╭──
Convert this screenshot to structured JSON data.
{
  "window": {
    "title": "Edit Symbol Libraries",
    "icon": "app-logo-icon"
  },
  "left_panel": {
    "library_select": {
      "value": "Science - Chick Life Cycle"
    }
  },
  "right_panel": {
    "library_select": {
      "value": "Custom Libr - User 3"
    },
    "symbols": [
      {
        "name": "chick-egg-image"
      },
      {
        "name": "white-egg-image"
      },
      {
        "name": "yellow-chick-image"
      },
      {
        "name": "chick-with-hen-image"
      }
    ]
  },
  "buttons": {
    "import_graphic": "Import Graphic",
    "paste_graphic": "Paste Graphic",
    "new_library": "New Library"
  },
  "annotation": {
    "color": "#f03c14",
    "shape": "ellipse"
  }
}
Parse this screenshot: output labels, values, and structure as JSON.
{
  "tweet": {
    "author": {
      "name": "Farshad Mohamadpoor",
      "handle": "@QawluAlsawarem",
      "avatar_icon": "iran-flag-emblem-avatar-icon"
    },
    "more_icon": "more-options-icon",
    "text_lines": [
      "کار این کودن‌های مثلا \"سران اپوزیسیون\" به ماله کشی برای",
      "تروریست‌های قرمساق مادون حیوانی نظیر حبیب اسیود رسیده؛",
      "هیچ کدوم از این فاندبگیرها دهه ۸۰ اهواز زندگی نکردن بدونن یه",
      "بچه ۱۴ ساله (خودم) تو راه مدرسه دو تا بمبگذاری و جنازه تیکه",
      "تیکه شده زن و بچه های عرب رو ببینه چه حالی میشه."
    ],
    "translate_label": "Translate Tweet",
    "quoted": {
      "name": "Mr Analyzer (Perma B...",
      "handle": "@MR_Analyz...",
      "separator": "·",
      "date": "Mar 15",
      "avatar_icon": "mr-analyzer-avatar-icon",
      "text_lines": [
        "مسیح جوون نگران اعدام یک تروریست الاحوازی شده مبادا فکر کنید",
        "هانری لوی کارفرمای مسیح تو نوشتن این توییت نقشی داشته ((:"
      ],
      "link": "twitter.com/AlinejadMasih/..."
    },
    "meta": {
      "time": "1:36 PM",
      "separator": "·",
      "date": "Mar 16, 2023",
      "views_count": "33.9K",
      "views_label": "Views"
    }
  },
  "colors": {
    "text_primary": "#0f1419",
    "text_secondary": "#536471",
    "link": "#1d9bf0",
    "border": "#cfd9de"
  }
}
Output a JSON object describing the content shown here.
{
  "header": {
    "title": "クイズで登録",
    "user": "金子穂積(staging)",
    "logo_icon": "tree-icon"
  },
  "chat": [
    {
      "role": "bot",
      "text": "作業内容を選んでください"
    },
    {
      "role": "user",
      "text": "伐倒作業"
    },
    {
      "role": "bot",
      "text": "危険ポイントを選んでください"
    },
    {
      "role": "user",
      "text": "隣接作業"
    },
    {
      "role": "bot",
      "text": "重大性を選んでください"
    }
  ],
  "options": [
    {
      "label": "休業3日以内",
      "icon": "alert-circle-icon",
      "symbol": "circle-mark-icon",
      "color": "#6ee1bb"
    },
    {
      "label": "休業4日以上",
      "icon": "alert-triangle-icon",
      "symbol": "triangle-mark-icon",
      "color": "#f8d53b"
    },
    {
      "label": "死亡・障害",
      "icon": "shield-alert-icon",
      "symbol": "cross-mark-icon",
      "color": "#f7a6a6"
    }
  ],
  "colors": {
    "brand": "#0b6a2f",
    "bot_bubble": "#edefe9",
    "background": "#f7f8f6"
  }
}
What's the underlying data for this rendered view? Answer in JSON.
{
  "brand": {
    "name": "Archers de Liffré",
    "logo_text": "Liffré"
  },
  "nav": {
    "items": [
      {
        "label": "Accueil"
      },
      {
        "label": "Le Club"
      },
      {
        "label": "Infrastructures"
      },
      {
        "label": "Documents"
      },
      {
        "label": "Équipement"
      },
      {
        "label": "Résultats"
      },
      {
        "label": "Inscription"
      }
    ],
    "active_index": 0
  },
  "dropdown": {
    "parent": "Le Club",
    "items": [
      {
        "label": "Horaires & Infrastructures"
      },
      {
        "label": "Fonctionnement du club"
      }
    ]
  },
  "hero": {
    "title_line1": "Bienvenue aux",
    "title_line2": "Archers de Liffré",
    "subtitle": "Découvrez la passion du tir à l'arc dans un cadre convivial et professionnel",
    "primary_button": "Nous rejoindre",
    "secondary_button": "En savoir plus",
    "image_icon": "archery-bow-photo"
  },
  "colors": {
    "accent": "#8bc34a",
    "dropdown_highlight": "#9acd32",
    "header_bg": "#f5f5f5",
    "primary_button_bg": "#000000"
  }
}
╰──
- **The task**
Give nothing but the number of lines containing the string "تیکه".

- **Response to this exercise**
2